WHAT IS NEEDED: Select and copy out every line in the records containing "magnitude".

DATA IN THIS EXERCISE:
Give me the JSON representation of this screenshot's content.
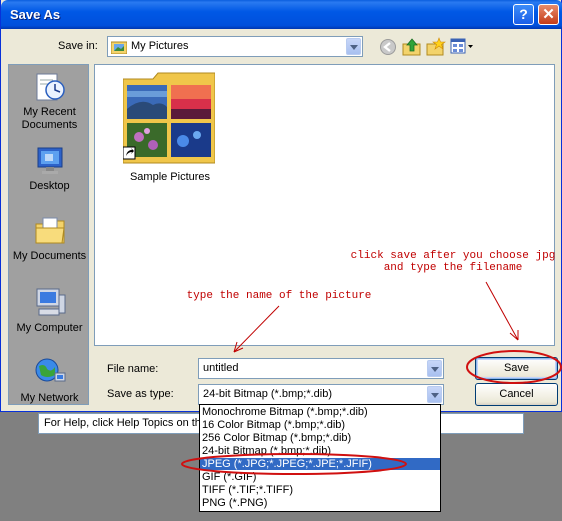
{
  "window": {
    "title": "Save As",
    "help_button": "?",
    "close_button": "✕"
  },
  "save_in": {
    "label": "Save in:",
    "value": "My Pictures"
  },
  "toolbar": {
    "back_icon": "back-icon",
    "up_icon": "up-folder-icon",
    "new_folder_icon": "new-folder-icon",
    "views_icon": "views-menu-icon"
  },
  "places": [
    {
      "label": "My Recent Documents",
      "icon": "recent-documents-icon"
    },
    {
      "label": "Desktop",
      "icon": "desktop-icon"
    },
    {
      "label": "My Documents",
      "icon": "my-documents-icon"
    },
    {
      "label": "My Computer",
      "icon": "my-computer-icon"
    },
    {
      "label": "My Network",
      "icon": "my-network-icon"
    }
  ],
  "files": [
    {
      "name": "Sample Pictures",
      "icon": "folder-shortcut-icon"
    }
  ],
  "file_name": {
    "label": "File name:",
    "value": "untitled"
  },
  "save_as_type": {
    "label": "Save as type:",
    "value": "24-bit Bitmap (*.bmp;*.dib)",
    "options": [
      "Monochrome Bitmap (*.bmp;*.dib)",
      "16 Color Bitmap (*.bmp;*.dib)",
      "256 Color Bitmap (*.bmp;*.dib)",
      "24-bit Bitmap (*.bmp;*.dib)",
      "JPEG (*.JPG;*.JPEG;*.JPE;*.JFIF)",
      "GIF (*.GIF)",
      "TIFF (*.TIF;*.TIFF)",
      "PNG (*.PNG)"
    ],
    "highlighted_index": 4
  },
  "buttons": {
    "save": "Save",
    "cancel": "Cancel"
  },
  "status_bar": "For Help, click Help Topics on the",
  "annotations": {
    "save_hint_line1": "click save after you choose jpg",
    "save_hint_line2": "and type the filename",
    "name_hint": "type the name of the picture",
    "color": "#c00000"
  }
}
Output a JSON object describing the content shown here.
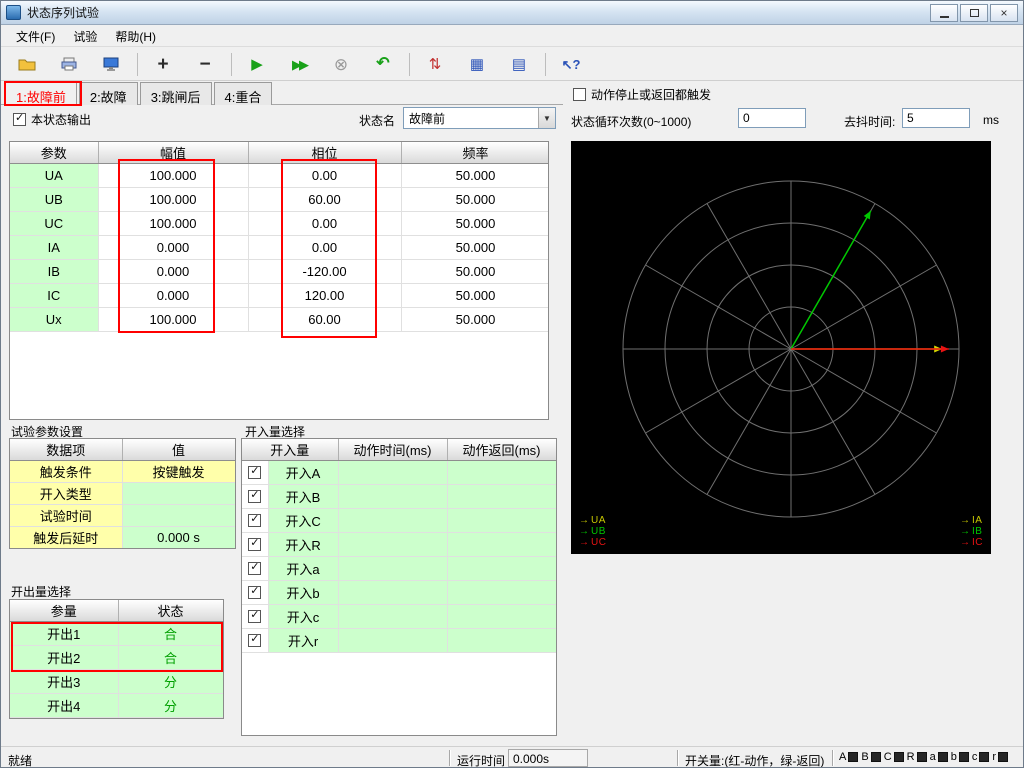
{
  "window": {
    "title": "状态序列试验"
  },
  "menu": {
    "items": [
      "文件(F)",
      "试验",
      "帮助(H)"
    ]
  },
  "toolbar_icons": {
    "plus": "+",
    "minus": "−",
    "play": "▶",
    "fast_forward": "▶▶",
    "stop": "⊗",
    "undo": "↶",
    "adjust": "⇅",
    "grid": "▦",
    "calculator": "▤",
    "help": "↖?"
  },
  "tabs": [
    {
      "label": "1:故障前"
    },
    {
      "label": "2:故障"
    },
    {
      "label": "3:跳闸后"
    },
    {
      "label": "4:重合"
    }
  ],
  "state_controls": {
    "output_checkbox_label": "本状态输出",
    "state_name_label": "状态名",
    "state_name_value": "故障前",
    "trigger_checkbox_label": "动作停止或返回都触发",
    "cycle_label": "状态循环次数(0~1000)",
    "cycle_value": "0",
    "debounce_label": "去抖时间:",
    "debounce_value": "5",
    "debounce_unit": "ms"
  },
  "param_table": {
    "headers": [
      "参数",
      "幅值",
      "相位",
      "频率"
    ],
    "rows": [
      [
        "UA",
        "100.000",
        "0.00",
        "50.000"
      ],
      [
        "UB",
        "100.000",
        "60.00",
        "50.000"
      ],
      [
        "UC",
        "100.000",
        "0.00",
        "50.000"
      ],
      [
        "IA",
        "0.000",
        "0.00",
        "50.000"
      ],
      [
        "IB",
        "0.000",
        "-120.00",
        "50.000"
      ],
      [
        "IC",
        "0.000",
        "120.00",
        "50.000"
      ],
      [
        "Ux",
        "100.000",
        "60.00",
        "50.000"
      ]
    ]
  },
  "test_params": {
    "title": "试验参数设置",
    "headers": [
      "数据项",
      "值"
    ],
    "rows": [
      [
        "触发条件",
        "按键触发"
      ],
      [
        "开入类型",
        ""
      ],
      [
        "试验时间",
        ""
      ],
      [
        "触发后延时",
        "0.000 s"
      ]
    ]
  },
  "output_select": {
    "title": "开出量选择",
    "headers": [
      "参量",
      "状态"
    ],
    "rows": [
      [
        "开出1",
        "合"
      ],
      [
        "开出2",
        "合"
      ],
      [
        "开出3",
        "分"
      ],
      [
        "开出4",
        "分"
      ]
    ]
  },
  "input_select": {
    "title": "开入量选择",
    "headers": [
      "开入量",
      "动作时间(ms)",
      "动作返回(ms)"
    ],
    "rows": [
      [
        "开入A",
        "",
        ""
      ],
      [
        "开入B",
        "",
        ""
      ],
      [
        "开入C",
        "",
        ""
      ],
      [
        "开入R",
        "",
        ""
      ],
      [
        "开入a",
        "",
        ""
      ],
      [
        "开入b",
        "",
        ""
      ],
      [
        "开入c",
        "",
        ""
      ],
      [
        "开入r",
        "",
        ""
      ]
    ]
  },
  "phasor": {
    "background": "#000000",
    "grid_color": "#707070",
    "circles": 4,
    "spokes": 12,
    "arrows": [
      {
        "name": "UA",
        "color": "#d6d600",
        "angle_deg": 0,
        "magnitude": 0.9
      },
      {
        "name": "UB",
        "color": "#00c800",
        "angle_deg": 60,
        "magnitude": 0.95
      },
      {
        "name": "UC",
        "color": "#e81313",
        "angle_deg": 0,
        "magnitude": 0.94
      }
    ],
    "legend_left": [
      {
        "label": "UA",
        "color": "#c8c800"
      },
      {
        "label": "UB",
        "color": "#00c800"
      },
      {
        "label": "UC",
        "color": "#e81313"
      }
    ],
    "legend_right": [
      {
        "label": "IA",
        "color": "#c8c800"
      },
      {
        "label": "IB",
        "color": "#00c800"
      },
      {
        "label": "IC",
        "color": "#e81313"
      }
    ]
  },
  "status_bar": {
    "ready": "就绪",
    "runtime_label": "运行时间",
    "runtime_value": "0.000s",
    "switch_hint": "开关量:(红-动作，绿-返回)",
    "switches": [
      "A",
      "B",
      "C",
      "R",
      "a",
      "b",
      "c",
      "r"
    ]
  },
  "annotations": {
    "color": "#ff0000",
    "items": [
      "active-tab",
      "amplitude-column",
      "phase-column",
      "output-rows-1-2"
    ]
  }
}
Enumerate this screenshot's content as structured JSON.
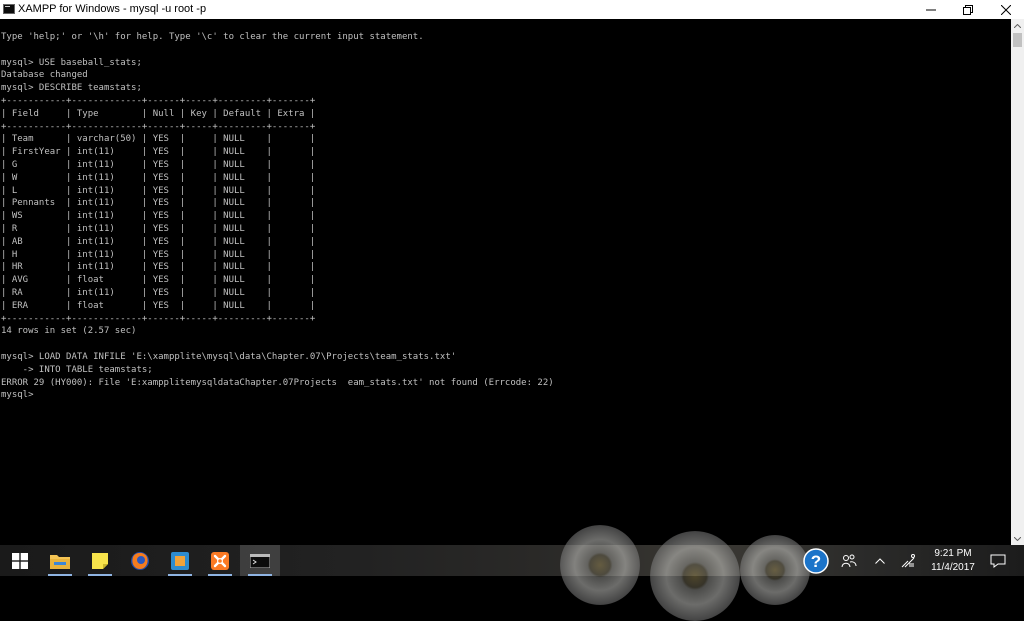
{
  "window": {
    "title": "XAMPP for Windows - mysql  -u root -p"
  },
  "console": {
    "lines": [
      "Type 'help;' or '\\h' for help. Type '\\c' to clear the current input statement.",
      "",
      "mysql> USE baseball_stats;",
      "Database changed",
      "mysql> DESCRIBE teamstats;",
      "+-----------+-------------+------+-----+---------+-------+",
      "| Field     | Type        | Null | Key | Default | Extra |",
      "+-----------+-------------+------+-----+---------+-------+",
      "| Team      | varchar(50) | YES  |     | NULL    |       |",
      "| FirstYear | int(11)     | YES  |     | NULL    |       |",
      "| G         | int(11)     | YES  |     | NULL    |       |",
      "| W         | int(11)     | YES  |     | NULL    |       |",
      "| L         | int(11)     | YES  |     | NULL    |       |",
      "| Pennants  | int(11)     | YES  |     | NULL    |       |",
      "| WS        | int(11)     | YES  |     | NULL    |       |",
      "| R         | int(11)     | YES  |     | NULL    |       |",
      "| AB        | int(11)     | YES  |     | NULL    |       |",
      "| H         | int(11)     | YES  |     | NULL    |       |",
      "| HR        | int(11)     | YES  |     | NULL    |       |",
      "| AVG       | float       | YES  |     | NULL    |       |",
      "| RA        | int(11)     | YES  |     | NULL    |       |",
      "| ERA       | float       | YES  |     | NULL    |       |",
      "+-----------+-------------+------+-----+---------+-------+",
      "14 rows in set (2.57 sec)",
      "",
      "mysql> LOAD DATA INFILE 'E:\\xampplite\\mysql\\data\\Chapter.07\\Projects\\team_stats.txt'",
      "    -> INTO TABLE teamstats;",
      "ERROR 29 (HY000): File 'E:xampplitemysqldataChapter.07Projects  eam_stats.txt' not found (Errcode: 22)",
      "mysql>"
    ]
  },
  "taskbar": {
    "items": [
      "start",
      "file-explorer",
      "sticky-notes",
      "firefox",
      "xampp-control",
      "xampp-alt",
      "console"
    ],
    "clock": {
      "time": "9:21 PM",
      "date": "11/4/2017"
    }
  },
  "colors": {
    "console_bg": "#000000",
    "console_text": "#c0c0c0",
    "titlebar_bg": "#ffffff",
    "accent": "#8fb4e3",
    "help_icon_bg": "#1c74c9"
  }
}
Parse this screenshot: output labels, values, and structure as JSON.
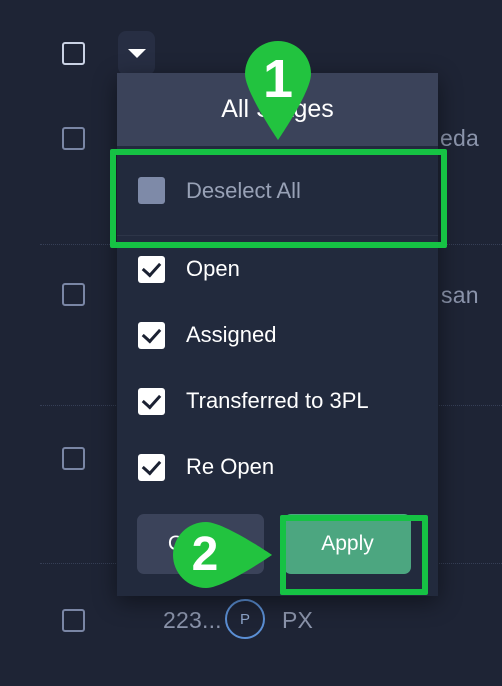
{
  "dropdown": {
    "trigger_icon": "caret-down-icon",
    "header_title": "All Stages",
    "deselect_all": {
      "label": "Deselect All",
      "state": "indeterminate",
      "checkbox_icon": "indeterminate-checkbox-icon"
    },
    "options": [
      {
        "label": "Open",
        "checked": true
      },
      {
        "label": "Assigned",
        "checked": true
      },
      {
        "label": "Transferred to 3PL",
        "checked": true
      },
      {
        "label": "Re Open",
        "checked": true
      }
    ],
    "footer": {
      "cancel_label": "Cancel",
      "apply_label": "Apply"
    }
  },
  "background_table": {
    "rows": [
      {
        "checkbox_checked": false,
        "text": "eda"
      },
      {
        "checkbox_checked": false,
        "text": "san"
      },
      {
        "checkbox_checked": false,
        "text": ""
      },
      {
        "checkbox_checked": false,
        "text": "223...",
        "avatar": "P",
        "suffix": "PX"
      }
    ]
  },
  "annotations": {
    "step_one": "1",
    "step_two": "2",
    "highlight_color": "#16c244",
    "marker_color": "#22c33f",
    "targets": {
      "one": "deselect-all-row",
      "two": "apply-button"
    }
  },
  "colors": {
    "page_background": "#1e2435",
    "panel_background": "#222a3d",
    "panel_header": "#3b435a",
    "apply_green": "#4ca680",
    "cancel_slate": "#3b435a",
    "accent_green": "#16c244",
    "muted_text": "#8b94ab"
  }
}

RESULT FOR THIS EXERCISE:
        "magnitude": 0.9
        "magnitude": 0.95
        "magnitude": 0.94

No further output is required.